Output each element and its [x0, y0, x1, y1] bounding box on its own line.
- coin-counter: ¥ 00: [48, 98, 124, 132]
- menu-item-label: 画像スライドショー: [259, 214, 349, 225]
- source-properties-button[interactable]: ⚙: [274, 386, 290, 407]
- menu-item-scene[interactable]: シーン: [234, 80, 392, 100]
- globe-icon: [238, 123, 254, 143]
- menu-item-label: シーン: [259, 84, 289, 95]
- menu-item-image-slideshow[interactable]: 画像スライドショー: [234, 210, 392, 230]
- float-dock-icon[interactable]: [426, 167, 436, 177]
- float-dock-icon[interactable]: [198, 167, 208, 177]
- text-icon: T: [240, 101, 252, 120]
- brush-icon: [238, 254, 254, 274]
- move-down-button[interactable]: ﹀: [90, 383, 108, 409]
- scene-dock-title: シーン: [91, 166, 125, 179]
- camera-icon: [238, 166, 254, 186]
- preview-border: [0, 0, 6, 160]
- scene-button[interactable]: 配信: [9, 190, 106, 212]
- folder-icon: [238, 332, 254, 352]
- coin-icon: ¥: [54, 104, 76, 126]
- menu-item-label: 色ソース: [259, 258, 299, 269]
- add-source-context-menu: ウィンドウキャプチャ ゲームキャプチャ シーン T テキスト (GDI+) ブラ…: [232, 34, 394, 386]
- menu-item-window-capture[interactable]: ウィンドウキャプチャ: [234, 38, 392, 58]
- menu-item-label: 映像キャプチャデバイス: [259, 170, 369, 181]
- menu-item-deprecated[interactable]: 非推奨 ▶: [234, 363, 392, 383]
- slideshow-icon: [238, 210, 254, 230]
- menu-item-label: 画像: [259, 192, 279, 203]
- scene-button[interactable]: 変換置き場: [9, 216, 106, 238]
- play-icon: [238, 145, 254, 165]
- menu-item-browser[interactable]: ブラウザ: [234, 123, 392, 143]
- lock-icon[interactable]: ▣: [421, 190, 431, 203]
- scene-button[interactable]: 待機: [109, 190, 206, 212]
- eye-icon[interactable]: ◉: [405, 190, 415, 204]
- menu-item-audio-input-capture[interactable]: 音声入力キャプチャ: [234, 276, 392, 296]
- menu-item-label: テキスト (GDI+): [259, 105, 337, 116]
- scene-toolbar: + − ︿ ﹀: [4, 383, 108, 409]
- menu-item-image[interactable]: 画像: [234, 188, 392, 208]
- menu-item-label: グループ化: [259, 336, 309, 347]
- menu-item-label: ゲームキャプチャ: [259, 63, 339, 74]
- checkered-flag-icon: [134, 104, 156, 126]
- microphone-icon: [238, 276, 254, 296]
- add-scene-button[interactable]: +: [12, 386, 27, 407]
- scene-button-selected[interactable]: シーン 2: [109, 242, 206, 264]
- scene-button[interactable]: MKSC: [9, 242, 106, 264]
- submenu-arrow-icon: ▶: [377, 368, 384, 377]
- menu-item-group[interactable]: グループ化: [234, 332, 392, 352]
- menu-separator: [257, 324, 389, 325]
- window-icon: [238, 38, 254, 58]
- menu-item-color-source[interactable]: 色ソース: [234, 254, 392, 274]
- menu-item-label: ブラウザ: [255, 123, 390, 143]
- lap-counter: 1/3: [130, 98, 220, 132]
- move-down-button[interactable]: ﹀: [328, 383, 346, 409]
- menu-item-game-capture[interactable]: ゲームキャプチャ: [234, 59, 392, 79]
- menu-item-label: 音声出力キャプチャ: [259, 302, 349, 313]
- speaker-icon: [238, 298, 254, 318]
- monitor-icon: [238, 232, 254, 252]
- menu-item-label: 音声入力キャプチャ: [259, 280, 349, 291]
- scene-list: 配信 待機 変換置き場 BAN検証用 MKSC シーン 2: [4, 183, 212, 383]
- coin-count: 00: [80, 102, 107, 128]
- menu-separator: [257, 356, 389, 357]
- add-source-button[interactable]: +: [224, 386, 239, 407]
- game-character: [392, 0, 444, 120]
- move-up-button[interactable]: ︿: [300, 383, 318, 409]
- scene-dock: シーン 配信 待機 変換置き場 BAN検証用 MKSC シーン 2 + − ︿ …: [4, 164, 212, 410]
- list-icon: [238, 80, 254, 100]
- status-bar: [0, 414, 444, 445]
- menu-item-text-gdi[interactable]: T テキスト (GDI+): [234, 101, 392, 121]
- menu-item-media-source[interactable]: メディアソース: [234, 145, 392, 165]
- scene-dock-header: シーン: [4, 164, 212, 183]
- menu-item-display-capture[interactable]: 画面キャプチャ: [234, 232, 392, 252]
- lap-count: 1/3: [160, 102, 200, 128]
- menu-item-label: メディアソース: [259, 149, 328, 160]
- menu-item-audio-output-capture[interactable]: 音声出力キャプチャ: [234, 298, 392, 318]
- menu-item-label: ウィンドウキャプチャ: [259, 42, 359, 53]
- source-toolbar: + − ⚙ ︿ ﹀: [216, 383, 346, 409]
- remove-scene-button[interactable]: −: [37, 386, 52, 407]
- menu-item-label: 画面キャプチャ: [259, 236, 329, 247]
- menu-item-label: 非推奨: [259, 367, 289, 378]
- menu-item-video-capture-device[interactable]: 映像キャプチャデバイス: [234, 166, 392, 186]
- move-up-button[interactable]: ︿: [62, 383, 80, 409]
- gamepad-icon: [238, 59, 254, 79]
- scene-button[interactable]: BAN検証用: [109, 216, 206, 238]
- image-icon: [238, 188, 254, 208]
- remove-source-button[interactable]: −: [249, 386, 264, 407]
---
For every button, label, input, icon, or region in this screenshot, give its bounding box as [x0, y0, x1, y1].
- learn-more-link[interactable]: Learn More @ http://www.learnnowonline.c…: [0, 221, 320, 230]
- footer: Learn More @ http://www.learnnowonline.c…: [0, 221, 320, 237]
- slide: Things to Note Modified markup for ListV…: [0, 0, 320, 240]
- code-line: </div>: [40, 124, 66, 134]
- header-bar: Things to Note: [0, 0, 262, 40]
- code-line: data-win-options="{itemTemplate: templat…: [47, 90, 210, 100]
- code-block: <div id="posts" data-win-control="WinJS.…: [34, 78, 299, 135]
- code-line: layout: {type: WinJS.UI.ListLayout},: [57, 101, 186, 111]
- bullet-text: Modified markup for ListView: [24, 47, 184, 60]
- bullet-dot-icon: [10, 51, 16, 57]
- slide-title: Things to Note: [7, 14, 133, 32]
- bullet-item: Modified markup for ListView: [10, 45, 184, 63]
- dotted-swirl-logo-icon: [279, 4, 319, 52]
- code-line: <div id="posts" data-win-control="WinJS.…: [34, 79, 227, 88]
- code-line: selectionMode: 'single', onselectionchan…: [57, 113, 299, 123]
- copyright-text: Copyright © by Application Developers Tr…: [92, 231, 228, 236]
==
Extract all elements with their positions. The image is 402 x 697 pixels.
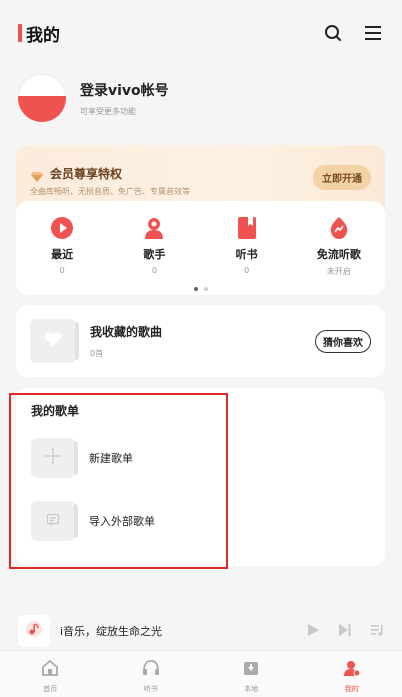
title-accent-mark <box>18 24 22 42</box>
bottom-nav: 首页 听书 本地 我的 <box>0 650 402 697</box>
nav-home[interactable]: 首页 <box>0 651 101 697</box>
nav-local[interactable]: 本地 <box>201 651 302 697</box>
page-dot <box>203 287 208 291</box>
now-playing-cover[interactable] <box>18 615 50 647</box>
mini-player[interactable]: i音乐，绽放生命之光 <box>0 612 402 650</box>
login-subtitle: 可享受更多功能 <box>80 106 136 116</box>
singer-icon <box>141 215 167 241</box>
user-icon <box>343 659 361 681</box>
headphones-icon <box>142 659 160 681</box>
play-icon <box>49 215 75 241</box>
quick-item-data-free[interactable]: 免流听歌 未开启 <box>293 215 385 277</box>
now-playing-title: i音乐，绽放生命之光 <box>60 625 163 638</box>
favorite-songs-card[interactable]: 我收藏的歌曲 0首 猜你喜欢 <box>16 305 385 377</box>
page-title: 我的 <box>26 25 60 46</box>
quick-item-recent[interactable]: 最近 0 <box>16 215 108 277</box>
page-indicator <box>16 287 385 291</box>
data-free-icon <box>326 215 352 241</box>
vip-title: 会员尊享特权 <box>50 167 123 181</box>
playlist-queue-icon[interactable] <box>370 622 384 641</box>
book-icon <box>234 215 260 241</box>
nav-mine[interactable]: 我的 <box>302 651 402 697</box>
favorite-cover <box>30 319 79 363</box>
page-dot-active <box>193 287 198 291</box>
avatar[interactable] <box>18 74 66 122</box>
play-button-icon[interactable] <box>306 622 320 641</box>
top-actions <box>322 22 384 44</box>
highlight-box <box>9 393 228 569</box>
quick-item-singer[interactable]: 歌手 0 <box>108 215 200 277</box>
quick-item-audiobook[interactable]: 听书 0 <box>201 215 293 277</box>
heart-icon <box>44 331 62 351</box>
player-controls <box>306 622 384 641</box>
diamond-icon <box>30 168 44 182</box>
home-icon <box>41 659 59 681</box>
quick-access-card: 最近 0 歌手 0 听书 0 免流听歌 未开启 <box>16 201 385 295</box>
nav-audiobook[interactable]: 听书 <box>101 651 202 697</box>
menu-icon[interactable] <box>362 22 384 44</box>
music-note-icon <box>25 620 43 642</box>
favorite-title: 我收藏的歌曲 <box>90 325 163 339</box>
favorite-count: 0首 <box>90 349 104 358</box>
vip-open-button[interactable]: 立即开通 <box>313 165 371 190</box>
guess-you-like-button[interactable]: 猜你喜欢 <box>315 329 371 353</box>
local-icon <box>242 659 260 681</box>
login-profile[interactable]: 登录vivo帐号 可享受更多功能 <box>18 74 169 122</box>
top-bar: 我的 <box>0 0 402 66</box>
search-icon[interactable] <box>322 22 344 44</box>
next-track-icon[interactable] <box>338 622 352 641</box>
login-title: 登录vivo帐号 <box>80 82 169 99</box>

### [TASK GOAL]
Turn the lines from the one containing "For every button, label, input, icon, or" through the one containing "90, 210, 100]" into a Markdown table with the columns Number and Line. Give each line its own row and leave out any blank lines.

### [WRITTEN SOLUTION]
| Number | Line |
|---|---|
| 1 | For every button, label, input, icon, or region in this screenshot, give its bounding box as [x0, y0, x1, y1]. |
| 2 | - learn-more-link[interactable]: Learn More @ http://www.learnnowonline.c…: [0, 221, 320, 230] |
| 3 | - footer: Learn More @ http://www.learnnowonline.c…: [0, 221, 320, 237] |
| 4 | - slide: Things to Note Modified markup for ListV…: [0, 0, 320, 240] |
| 5 | - code-line: </div>: [40, 124, 66, 134] |
| 6 | - header-bar: Things to Note: [0, 0, 262, 40] |
| 7 | - code-line: data-win-options="{itemTemplate: templat…: [47, 90, 210, 100] |